Every record below should be printed exactly as given.

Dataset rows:

— Begin —

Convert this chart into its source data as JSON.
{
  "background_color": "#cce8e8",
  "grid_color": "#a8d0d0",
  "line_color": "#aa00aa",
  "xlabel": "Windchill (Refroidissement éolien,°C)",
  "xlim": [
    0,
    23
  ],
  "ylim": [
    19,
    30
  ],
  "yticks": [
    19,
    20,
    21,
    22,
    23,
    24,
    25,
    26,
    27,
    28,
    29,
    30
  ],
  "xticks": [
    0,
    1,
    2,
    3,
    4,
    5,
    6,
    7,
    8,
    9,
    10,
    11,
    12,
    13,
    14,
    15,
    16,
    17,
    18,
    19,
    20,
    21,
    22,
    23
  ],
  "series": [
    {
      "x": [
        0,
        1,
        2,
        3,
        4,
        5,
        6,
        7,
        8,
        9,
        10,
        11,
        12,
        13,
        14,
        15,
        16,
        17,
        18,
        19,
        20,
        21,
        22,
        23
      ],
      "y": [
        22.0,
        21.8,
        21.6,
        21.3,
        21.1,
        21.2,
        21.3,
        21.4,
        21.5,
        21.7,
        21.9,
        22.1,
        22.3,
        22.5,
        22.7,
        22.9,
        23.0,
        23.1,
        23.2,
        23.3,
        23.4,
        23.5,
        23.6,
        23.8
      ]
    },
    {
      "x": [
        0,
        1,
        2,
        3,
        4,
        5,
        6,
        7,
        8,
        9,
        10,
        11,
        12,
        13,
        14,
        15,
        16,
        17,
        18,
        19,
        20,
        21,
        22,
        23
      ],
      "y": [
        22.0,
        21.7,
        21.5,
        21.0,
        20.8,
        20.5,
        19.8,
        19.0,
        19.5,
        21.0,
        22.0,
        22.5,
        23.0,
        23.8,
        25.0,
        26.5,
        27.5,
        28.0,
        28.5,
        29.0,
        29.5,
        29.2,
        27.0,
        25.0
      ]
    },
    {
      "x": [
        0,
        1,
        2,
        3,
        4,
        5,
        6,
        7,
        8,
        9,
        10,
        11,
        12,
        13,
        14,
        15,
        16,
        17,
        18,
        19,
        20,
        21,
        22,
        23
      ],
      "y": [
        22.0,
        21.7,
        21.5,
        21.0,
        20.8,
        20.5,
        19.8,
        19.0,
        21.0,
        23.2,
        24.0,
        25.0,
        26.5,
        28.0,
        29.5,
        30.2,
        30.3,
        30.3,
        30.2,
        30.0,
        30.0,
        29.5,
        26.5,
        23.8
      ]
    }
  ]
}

— End —

* WRITTEN SOLUTION:
Convert this chart into its source data as JSON.
{
  "background_color": "#cce8e8",
  "grid_color": "#a8d0d0",
  "line_color": "#aa00aa",
  "xlabel": "Windchill (Refroidissement éolien,°C)",
  "xlim": [
    0,
    23
  ],
  "ylim": [
    19,
    30
  ],
  "yticks": [
    19,
    20,
    21,
    22,
    23,
    24,
    25,
    26,
    27,
    28,
    29,
    30
  ],
  "xticks": [
    0,
    1,
    2,
    3,
    4,
    5,
    6,
    7,
    8,
    9,
    10,
    11,
    12,
    13,
    14,
    15,
    16,
    17,
    18,
    19,
    20,
    21,
    22,
    23
  ],
  "series": [
    {
      "x": [
        0,
        1,
        2,
        3,
        4,
        5,
        6,
        7,
        8,
        9,
        10,
        11,
        12,
        13,
        14,
        15,
        16,
        17,
        18,
        19,
        20,
        21,
        22,
        23
      ],
      "y": [
        22.0,
        21.8,
        21.6,
        21.3,
        21.1,
        21.2,
        21.3,
        21.4,
        21.5,
        21.7,
        21.9,
        22.1,
        22.3,
        22.5,
        22.7,
        22.9,
        23.0,
        23.1,
        23.2,
        23.3,
        23.4,
        23.5,
        23.6,
        23.8
      ]
    },
    {
      "x": [
        0,
        1,
        2,
        3,
        4,
        5,
        6,
        7,
        8,
        9,
        10,
        11,
        12,
        13,
        14,
        15,
        16,
        17,
        18,
        19,
        20,
        21,
        22,
        23
      ],
      "y": [
        22.0,
        21.7,
        21.5,
        21.0,
        20.8,
        20.5,
        19.8,
        19.0,
        19.5,
        21.0,
        22.0,
        22.5,
        23.0,
        23.8,
        25.0,
        26.5,
        27.5,
        28.0,
        28.5,
        29.0,
        29.5,
        29.2,
        27.0,
        25.0
      ]
    },
    {
      "x": [
        0,
        1,
        2,
        3,
        4,
        5,
        6,
        7,
        8,
        9,
        10,
        11,
        12,
        13,
        14,
        15,
        16,
        17,
        18,
        19,
        20,
        21,
        22,
        23
      ],
      "y": [
        22.0,
        21.7,
        21.5,
        21.0,
        20.8,
        20.5,
        19.8,
        19.0,
        21.0,
        23.2,
        24.0,
        25.0,
        26.5,
        28.0,
        29.5,
        30.2,
        30.3,
        30.3,
        30.2,
        30.0,
        30.0,
        29.5,
        26.5,
        23.8
      ]
    }
  ]
}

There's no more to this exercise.